Start

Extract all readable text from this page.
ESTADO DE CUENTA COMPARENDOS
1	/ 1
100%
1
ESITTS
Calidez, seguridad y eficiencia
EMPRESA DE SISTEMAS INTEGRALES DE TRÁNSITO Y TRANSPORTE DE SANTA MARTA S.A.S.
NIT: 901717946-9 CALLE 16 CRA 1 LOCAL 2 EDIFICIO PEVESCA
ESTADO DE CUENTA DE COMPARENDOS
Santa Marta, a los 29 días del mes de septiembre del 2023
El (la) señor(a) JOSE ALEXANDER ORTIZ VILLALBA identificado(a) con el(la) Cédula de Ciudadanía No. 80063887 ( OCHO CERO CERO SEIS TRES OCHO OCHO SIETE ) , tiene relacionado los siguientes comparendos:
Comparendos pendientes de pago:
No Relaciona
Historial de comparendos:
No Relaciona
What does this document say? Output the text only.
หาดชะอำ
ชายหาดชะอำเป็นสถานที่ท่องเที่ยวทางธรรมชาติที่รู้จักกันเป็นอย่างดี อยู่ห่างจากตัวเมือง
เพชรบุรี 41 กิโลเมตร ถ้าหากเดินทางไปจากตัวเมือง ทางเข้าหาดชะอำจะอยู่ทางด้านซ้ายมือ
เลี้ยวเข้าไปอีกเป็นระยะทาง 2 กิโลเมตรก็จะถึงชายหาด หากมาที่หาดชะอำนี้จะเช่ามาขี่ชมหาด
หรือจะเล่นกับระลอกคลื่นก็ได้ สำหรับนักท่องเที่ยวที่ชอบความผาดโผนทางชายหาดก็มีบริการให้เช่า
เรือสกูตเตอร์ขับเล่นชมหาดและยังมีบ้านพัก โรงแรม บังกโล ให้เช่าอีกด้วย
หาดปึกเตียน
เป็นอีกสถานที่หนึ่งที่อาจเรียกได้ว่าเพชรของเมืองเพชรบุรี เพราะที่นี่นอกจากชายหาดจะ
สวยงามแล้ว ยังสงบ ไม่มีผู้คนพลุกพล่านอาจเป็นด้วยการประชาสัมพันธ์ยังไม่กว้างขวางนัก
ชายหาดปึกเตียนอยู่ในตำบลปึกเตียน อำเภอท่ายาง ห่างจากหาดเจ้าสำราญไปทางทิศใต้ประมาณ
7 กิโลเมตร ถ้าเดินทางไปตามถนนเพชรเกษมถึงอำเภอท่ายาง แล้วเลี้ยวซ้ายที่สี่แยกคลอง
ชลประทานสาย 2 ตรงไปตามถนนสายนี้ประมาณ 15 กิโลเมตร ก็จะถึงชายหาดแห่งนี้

End

== Goal ==
Find each line that has the word "ESTADO", then copy it out.

== Final result ==
ESTADO DE CUENTA COMPARENDOS
ESTADO DE CUENTA DE COMPARENDOS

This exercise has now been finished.